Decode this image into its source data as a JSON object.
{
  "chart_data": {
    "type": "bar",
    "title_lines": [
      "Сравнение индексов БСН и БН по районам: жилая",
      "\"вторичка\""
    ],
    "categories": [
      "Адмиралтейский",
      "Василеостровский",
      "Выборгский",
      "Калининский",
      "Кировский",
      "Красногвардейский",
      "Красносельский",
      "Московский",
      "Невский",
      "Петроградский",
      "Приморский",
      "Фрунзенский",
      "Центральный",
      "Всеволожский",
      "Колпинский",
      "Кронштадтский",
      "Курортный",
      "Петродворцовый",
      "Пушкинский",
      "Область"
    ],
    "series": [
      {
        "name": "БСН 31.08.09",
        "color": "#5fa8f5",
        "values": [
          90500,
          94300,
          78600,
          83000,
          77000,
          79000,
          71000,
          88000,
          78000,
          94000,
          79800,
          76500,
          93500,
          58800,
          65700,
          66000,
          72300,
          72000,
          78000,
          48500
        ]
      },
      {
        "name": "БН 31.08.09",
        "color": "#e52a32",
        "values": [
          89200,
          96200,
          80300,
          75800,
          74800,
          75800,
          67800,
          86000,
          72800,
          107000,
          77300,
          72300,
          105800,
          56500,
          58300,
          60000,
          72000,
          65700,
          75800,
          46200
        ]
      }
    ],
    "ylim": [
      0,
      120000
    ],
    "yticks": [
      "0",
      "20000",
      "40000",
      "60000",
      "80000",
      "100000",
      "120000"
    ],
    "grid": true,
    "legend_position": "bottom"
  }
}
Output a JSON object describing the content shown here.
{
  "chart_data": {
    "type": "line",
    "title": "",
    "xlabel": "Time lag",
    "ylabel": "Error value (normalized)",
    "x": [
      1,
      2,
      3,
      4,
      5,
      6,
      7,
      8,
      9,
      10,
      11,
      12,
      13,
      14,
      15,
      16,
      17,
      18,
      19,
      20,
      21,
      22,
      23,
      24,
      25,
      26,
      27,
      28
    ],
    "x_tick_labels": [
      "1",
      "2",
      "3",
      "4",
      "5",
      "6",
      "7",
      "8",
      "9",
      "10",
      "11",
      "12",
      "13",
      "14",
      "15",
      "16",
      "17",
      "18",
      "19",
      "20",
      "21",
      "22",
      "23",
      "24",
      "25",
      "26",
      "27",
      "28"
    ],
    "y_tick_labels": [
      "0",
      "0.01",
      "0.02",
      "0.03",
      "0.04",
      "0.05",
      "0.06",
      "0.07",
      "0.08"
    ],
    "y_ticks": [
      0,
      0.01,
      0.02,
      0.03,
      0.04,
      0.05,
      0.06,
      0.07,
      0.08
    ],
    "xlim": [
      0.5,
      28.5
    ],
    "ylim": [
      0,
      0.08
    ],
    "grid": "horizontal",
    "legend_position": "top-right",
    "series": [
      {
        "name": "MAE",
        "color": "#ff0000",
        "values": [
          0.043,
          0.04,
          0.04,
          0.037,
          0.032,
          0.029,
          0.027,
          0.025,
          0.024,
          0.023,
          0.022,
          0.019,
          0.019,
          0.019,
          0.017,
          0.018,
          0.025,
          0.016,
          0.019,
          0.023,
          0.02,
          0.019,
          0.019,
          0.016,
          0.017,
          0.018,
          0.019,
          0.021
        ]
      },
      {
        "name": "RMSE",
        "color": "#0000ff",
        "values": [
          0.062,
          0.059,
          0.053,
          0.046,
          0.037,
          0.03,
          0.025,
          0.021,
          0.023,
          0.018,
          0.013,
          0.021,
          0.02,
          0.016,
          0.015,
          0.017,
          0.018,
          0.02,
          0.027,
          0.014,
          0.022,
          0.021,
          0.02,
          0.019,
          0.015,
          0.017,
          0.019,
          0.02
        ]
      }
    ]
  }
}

+-------+

▶ Required work:
In the records shown above, how many lines include the word "JSON"? Answer with the number only.

▶ Solution to the problem:
2